[SOURCE MATERIAL — start]
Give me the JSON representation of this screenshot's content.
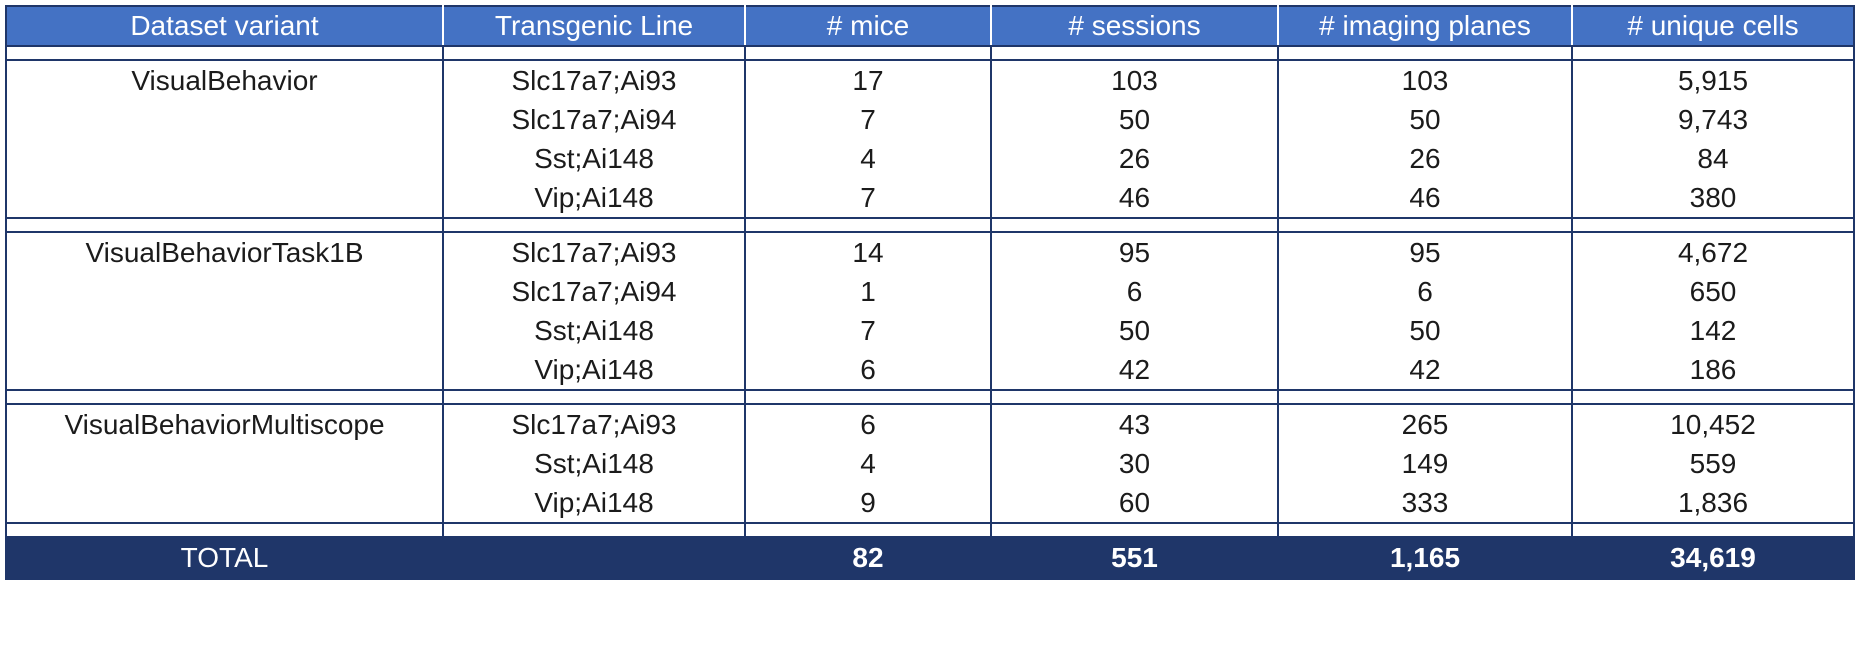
{
  "headers": [
    "Dataset variant",
    "Transgenic Line",
    "# mice",
    "# sessions",
    "# imaging planes",
    "# unique cells"
  ],
  "groups": [
    {
      "variant": "VisualBehavior",
      "rows": [
        {
          "line": "Slc17a7;Ai93",
          "mice": "17",
          "sessions": "103",
          "planes": "103",
          "cells": "5,915"
        },
        {
          "line": "Slc17a7;Ai94",
          "mice": "7",
          "sessions": "50",
          "planes": "50",
          "cells": "9,743"
        },
        {
          "line": "Sst;Ai148",
          "mice": "4",
          "sessions": "26",
          "planes": "26",
          "cells": "84"
        },
        {
          "line": "Vip;Ai148",
          "mice": "7",
          "sessions": "46",
          "planes": "46",
          "cells": "380"
        }
      ]
    },
    {
      "variant": "VisualBehaviorTask1B",
      "rows": [
        {
          "line": "Slc17a7;Ai93",
          "mice": "14",
          "sessions": "95",
          "planes": "95",
          "cells": "4,672"
        },
        {
          "line": "Slc17a7;Ai94",
          "mice": "1",
          "sessions": "6",
          "planes": "6",
          "cells": "650"
        },
        {
          "line": "Sst;Ai148",
          "mice": "7",
          "sessions": "50",
          "planes": "50",
          "cells": "142"
        },
        {
          "line": "Vip;Ai148",
          "mice": "6",
          "sessions": "42",
          "planes": "42",
          "cells": "186"
        }
      ]
    },
    {
      "variant": "VisualBehaviorMultiscope",
      "rows": [
        {
          "line": "Slc17a7;Ai93",
          "mice": "6",
          "sessions": "43",
          "planes": "265",
          "cells": "10,452"
        },
        {
          "line": "Sst;Ai148",
          "mice": "4",
          "sessions": "30",
          "planes": "149",
          "cells": "559"
        },
        {
          "line": "Vip;Ai148",
          "mice": "9",
          "sessions": "60",
          "planes": "333",
          "cells": "1,836"
        }
      ]
    }
  ],
  "total": {
    "label": "TOTAL",
    "line": "",
    "mice": "82",
    "sessions": "551",
    "planes": "1,165",
    "cells": "34,619"
  },
  "colors": {
    "header_bg": "#4472c4",
    "footer_bg": "#1f3669",
    "border": "#1f3669"
  }
}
[SOURCE MATERIAL — finish]
WORK ITEM:
Please transcribe every record above exactly as written, leaving out the pictures.

WRITTEN SOLUTION:
Give me the JSON representation of this screenshot's content.
{
  "headers": [
    "Dataset variant",
    "Transgenic Line",
    "# mice",
    "# sessions",
    "# imaging planes",
    "# unique cells"
  ],
  "groups": [
    {
      "variant": "VisualBehavior",
      "rows": [
        {
          "line": "Slc17a7;Ai93",
          "mice": "17",
          "sessions": "103",
          "planes": "103",
          "cells": "5,915"
        },
        {
          "line": "Slc17a7;Ai94",
          "mice": "7",
          "sessions": "50",
          "planes": "50",
          "cells": "9,743"
        },
        {
          "line": "Sst;Ai148",
          "mice": "4",
          "sessions": "26",
          "planes": "26",
          "cells": "84"
        },
        {
          "line": "Vip;Ai148",
          "mice": "7",
          "sessions": "46",
          "planes": "46",
          "cells": "380"
        }
      ]
    },
    {
      "variant": "VisualBehaviorTask1B",
      "rows": [
        {
          "line": "Slc17a7;Ai93",
          "mice": "14",
          "sessions": "95",
          "planes": "95",
          "cells": "4,672"
        },
        {
          "line": "Slc17a7;Ai94",
          "mice": "1",
          "sessions": "6",
          "planes": "6",
          "cells": "650"
        },
        {
          "line": "Sst;Ai148",
          "mice": "7",
          "sessions": "50",
          "planes": "50",
          "cells": "142"
        },
        {
          "line": "Vip;Ai148",
          "mice": "6",
          "sessions": "42",
          "planes": "42",
          "cells": "186"
        }
      ]
    },
    {
      "variant": "VisualBehaviorMultiscope",
      "rows": [
        {
          "line": "Slc17a7;Ai93",
          "mice": "6",
          "sessions": "43",
          "planes": "265",
          "cells": "10,452"
        },
        {
          "line": "Sst;Ai148",
          "mice": "4",
          "sessions": "30",
          "planes": "149",
          "cells": "559"
        },
        {
          "line": "Vip;Ai148",
          "mice": "9",
          "sessions": "60",
          "planes": "333",
          "cells": "1,836"
        }
      ]
    }
  ],
  "total": {
    "label": "TOTAL",
    "line": "",
    "mice": "82",
    "sessions": "551",
    "planes": "1,165",
    "cells": "34,619"
  },
  "colors": {
    "header_bg": "#4472c4",
    "footer_bg": "#1f3669",
    "border": "#1f3669"
  }
}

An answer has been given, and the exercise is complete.